### TASK INSTRUCTIONS
Extract every line below, verbatim.
## begin WORKING DATA
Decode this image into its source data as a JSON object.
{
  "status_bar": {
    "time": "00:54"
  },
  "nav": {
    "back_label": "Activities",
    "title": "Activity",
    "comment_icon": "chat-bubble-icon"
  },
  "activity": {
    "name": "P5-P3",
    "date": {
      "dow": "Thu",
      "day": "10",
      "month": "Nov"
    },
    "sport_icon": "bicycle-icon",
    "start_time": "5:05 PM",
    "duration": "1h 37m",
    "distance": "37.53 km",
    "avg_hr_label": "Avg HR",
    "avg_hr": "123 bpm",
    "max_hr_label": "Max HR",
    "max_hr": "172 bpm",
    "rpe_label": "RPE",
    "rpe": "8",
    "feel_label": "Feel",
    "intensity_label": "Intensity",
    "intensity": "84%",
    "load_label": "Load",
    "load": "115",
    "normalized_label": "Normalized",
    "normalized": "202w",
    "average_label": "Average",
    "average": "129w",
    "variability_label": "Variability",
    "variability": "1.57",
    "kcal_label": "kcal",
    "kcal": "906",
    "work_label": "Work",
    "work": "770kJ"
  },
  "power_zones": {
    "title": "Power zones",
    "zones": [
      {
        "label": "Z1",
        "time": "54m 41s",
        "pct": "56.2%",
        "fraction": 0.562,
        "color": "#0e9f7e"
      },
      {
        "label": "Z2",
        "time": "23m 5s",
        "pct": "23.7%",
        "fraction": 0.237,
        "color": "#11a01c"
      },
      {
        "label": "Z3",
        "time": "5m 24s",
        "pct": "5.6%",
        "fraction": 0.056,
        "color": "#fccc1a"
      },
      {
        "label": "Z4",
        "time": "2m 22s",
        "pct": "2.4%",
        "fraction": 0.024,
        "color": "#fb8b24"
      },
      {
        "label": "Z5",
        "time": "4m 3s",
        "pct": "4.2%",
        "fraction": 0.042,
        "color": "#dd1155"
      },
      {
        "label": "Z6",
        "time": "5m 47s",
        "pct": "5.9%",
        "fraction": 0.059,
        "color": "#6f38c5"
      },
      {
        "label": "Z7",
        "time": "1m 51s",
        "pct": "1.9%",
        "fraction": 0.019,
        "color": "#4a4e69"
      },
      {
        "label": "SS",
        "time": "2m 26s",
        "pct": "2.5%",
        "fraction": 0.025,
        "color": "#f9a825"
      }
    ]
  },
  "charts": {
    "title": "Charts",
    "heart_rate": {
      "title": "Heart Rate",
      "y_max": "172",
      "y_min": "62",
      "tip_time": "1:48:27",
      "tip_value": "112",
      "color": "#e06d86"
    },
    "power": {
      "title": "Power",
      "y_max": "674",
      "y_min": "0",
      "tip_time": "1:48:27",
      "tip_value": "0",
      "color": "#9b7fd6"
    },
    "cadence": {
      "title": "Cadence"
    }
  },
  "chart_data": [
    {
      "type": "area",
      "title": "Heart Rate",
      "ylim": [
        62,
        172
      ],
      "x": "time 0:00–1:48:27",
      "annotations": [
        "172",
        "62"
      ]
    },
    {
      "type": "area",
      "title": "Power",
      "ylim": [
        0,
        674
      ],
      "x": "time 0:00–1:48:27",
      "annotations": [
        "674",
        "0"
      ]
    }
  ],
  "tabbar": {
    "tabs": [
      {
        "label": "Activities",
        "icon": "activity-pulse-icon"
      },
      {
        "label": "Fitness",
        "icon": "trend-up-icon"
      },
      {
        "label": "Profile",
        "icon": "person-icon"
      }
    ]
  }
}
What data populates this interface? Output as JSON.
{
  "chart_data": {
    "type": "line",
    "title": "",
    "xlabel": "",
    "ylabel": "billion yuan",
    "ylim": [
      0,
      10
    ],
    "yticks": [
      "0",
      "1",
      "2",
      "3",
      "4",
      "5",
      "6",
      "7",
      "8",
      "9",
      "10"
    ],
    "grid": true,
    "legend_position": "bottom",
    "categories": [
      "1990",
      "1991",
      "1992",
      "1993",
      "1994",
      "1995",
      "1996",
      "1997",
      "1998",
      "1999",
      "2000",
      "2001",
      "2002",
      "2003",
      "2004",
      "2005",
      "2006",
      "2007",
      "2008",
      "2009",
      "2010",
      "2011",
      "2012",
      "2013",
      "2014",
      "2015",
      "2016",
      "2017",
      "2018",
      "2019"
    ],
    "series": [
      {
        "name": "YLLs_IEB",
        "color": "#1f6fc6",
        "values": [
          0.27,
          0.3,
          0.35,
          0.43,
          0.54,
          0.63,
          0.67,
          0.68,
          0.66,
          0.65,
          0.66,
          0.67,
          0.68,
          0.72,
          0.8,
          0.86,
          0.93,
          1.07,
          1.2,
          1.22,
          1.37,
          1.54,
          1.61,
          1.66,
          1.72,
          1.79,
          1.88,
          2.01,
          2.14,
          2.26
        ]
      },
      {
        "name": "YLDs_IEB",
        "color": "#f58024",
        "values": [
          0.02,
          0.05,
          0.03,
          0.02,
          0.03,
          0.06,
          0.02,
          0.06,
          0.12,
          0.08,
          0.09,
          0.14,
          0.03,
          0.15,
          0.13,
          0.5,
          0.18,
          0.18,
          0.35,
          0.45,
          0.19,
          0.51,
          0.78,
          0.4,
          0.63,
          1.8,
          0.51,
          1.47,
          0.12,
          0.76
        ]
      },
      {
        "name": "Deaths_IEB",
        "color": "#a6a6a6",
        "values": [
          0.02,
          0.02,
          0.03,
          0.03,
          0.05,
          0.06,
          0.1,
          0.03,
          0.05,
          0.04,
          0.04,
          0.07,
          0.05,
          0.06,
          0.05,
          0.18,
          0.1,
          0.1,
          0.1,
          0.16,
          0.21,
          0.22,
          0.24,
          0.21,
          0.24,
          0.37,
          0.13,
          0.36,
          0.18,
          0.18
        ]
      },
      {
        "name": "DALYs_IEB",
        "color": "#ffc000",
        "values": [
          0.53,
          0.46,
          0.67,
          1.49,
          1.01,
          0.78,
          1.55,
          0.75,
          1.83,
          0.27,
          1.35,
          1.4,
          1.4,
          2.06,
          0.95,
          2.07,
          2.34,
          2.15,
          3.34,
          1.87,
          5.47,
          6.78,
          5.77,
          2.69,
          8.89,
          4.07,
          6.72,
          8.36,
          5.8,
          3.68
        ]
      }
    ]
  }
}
## end WORKING DATA
### RESULT FOR THIS EXERCISE
Decode this image into its source data as a JSON object.
{
  "status_bar": {
    "time": "00:54"
  },
  "nav": {
    "back_label": "Activities",
    "title": "Activity",
    "comment_icon": "chat-bubble-icon"
  },
  "activity": {
    "name": "P5-P3",
    "date": {
      "dow": "Thu",
      "day": "10",
      "month": "Nov"
    },
    "sport_icon": "bicycle-icon",
    "start_time": "5:05 PM",
    "duration": "1h 37m",
    "distance": "37.53 km",
    "avg_hr_label": "Avg HR",
    "avg_hr": "123 bpm",
    "max_hr_label": "Max HR",
    "max_hr": "172 bpm",
    "rpe_label": "RPE",
    "rpe": "8",
    "feel_label": "Feel",
    "intensity_label": "Intensity",
    "intensity": "84%",
    "load_label": "Load",
    "load": "115",
    "normalized_label": "Normalized",
    "normalized": "202w",
    "average_label": "Average",
    "average": "129w",
    "variability_label": "Variability",
    "variability": "1.57",
    "kcal_label": "kcal",
    "kcal": "906",
    "work_label": "Work",
    "work": "770kJ"
  },
  "power_zones": {
    "title": "Power zones",
    "zones": [
      {
        "label": "Z1",
        "time": "54m 41s",
        "pct": "56.2%",
        "fraction": 0.562,
        "color": "#0e9f7e"
      },
      {
        "label": "Z2",
        "time": "23m 5s",
        "pct": "23.7%",
        "fraction": 0.237,
        "color": "#11a01c"
      },
      {
        "label": "Z3",
        "time": "5m 24s",
        "pct": "5.6%",
        "fraction": 0.056,
        "color": "#fccc1a"
      },
      {
        "label": "Z4",
        "time": "2m 22s",
        "pct": "2.4%",
        "fraction": 0.024,
        "color": "#fb8b24"
      },
      {
        "label": "Z5",
        "time": "4m 3s",
        "pct": "4.2%",
        "fraction": 0.042,
        "color": "#dd1155"
      },
      {
        "label": "Z6",
        "time": "5m 47s",
        "pct": "5.9%",
        "fraction": 0.059,
        "color": "#6f38c5"
      },
      {
        "label": "Z7",
        "time": "1m 51s",
        "pct": "1.9%",
        "fraction": 0.019,
        "color": "#4a4e69"
      },
      {
        "label": "SS",
        "time": "2m 26s",
        "pct": "2.5%",
        "fraction": 0.025,
        "color": "#f9a825"
      }
    ]
  },
  "charts": {
    "title": "Charts",
    "heart_rate": {
      "title": "Heart Rate",
      "y_max": "172",
      "y_min": "62",
      "tip_time": "1:48:27",
      "tip_value": "112",
      "color": "#e06d86"
    },
    "power": {
      "title": "Power",
      "y_max": "674",
      "y_min": "0",
      "tip_time": "1:48:27",
      "tip_value": "0",
      "color": "#9b7fd6"
    },
    "cadence": {
      "title": "Cadence"
    }
  },
  "chart_data": [
    {
      "type": "area",
      "title": "Heart Rate",
      "ylim": [
        62,
        172
      ],
      "x": "time 0:00–1:48:27",
      "annotations": [
        "172",
        "62"
      ]
    },
    {
      "type": "area",
      "title": "Power",
      "ylim": [
        0,
        674
      ],
      "x": "time 0:00–1:48:27",
      "annotations": [
        "674",
        "0"
      ]
    }
  ],
  "tabbar": {
    "tabs": [
      {
        "label": "Activities",
        "icon": "activity-pulse-icon"
      },
      {
        "label": "Fitness",
        "icon": "trend-up-icon"
      },
      {
        "label": "Profile",
        "icon": "person-icon"
      }
    ]
  }
}
What data populates this interface? Output as JSON.
{
  "chart_data": {
    "type": "line",
    "title": "",
    "xlabel": "",
    "ylabel": "billion yuan",
    "ylim": [
      0,
      10
    ],
    "yticks": [
      "0",
      "1",
      "2",
      "3",
      "4",
      "5",
      "6",
      "7",
      "8",
      "9",
      "10"
    ],
    "grid": true,
    "legend_position": "bottom",
    "categories": [
      "1990",
      "1991",
      "1992",
      "1993",
      "1994",
      "1995",
      "1996",
      "1997",
      "1998",
      "1999",
      "2000",
      "2001",
      "2002",
      "2003",
      "2004",
      "2005",
      "2006",
      "2007",
      "2008",
      "2009",
      "2010",
      "2011",
      "2012",
      "2013",
      "2014",
      "2015",
      "2016",
      "2017",
      "2018",
      "2019"
    ],
    "series": [
      {
        "name": "YLLs_IEB",
        "color": "#1f6fc6",
        "values": [
          0.27,
          0.3,
          0.35,
          0.43,
          0.54,
          0.63,
          0.67,
          0.68,
          0.66,
          0.65,
          0.66,
          0.67,
          0.68,
          0.72,
          0.8,
          0.86,
          0.93,
          1.07,
          1.2,
          1.22,
          1.37,
          1.54,
          1.61,
          1.66,
          1.72,
          1.79,
          1.88,
          2.01,
          2.14,
          2.26
        ]
      },
      {
        "name": "YLDs_IEB",
        "color": "#f58024",
        "values": [
          0.02,
          0.05,
          0.03,
          0.02,
          0.03,
          0.06,
          0.02,
          0.06,
          0.12,
          0.08,
          0.09,
          0.14,
          0.03,
          0.15,
          0.13,
          0.5,
          0.18,
          0.18,
          0.35,
          0.45,
          0.19,
          0.51,
          0.78,
          0.4,
          0.63,
          1.8,
          0.51,
          1.47,
          0.12,
          0.76
        ]
      },
      {
        "name": "Deaths_IEB",
        "color": "#a6a6a6",
        "values": [
          0.02,
          0.02,
          0.03,
          0.03,
          0.05,
          0.06,
          0.1,
          0.03,
          0.05,
          0.04,
          0.04,
          0.07,
          0.05,
          0.06,
          0.05,
          0.18,
          0.1,
          0.1,
          0.1,
          0.16,
          0.21,
          0.22,
          0.24,
          0.21,
          0.24,
          0.37,
          0.13,
          0.36,
          0.18,
          0.18
        ]
      },
      {
        "name": "DALYs_IEB",
        "color": "#ffc000",
        "values": [
          0.53,
          0.46,
          0.67,
          1.49,
          1.01,
          0.78,
          1.55,
          0.75,
          1.83,
          0.27,
          1.35,
          1.4,
          1.4,
          2.06,
          0.95,
          2.07,
          2.34,
          2.15,
          3.34,
          1.87,
          5.47,
          6.78,
          5.77,
          2.69,
          8.89,
          4.07,
          6.72,
          8.36,
          5.8,
          3.68
        ]
      }
    ]
  }
}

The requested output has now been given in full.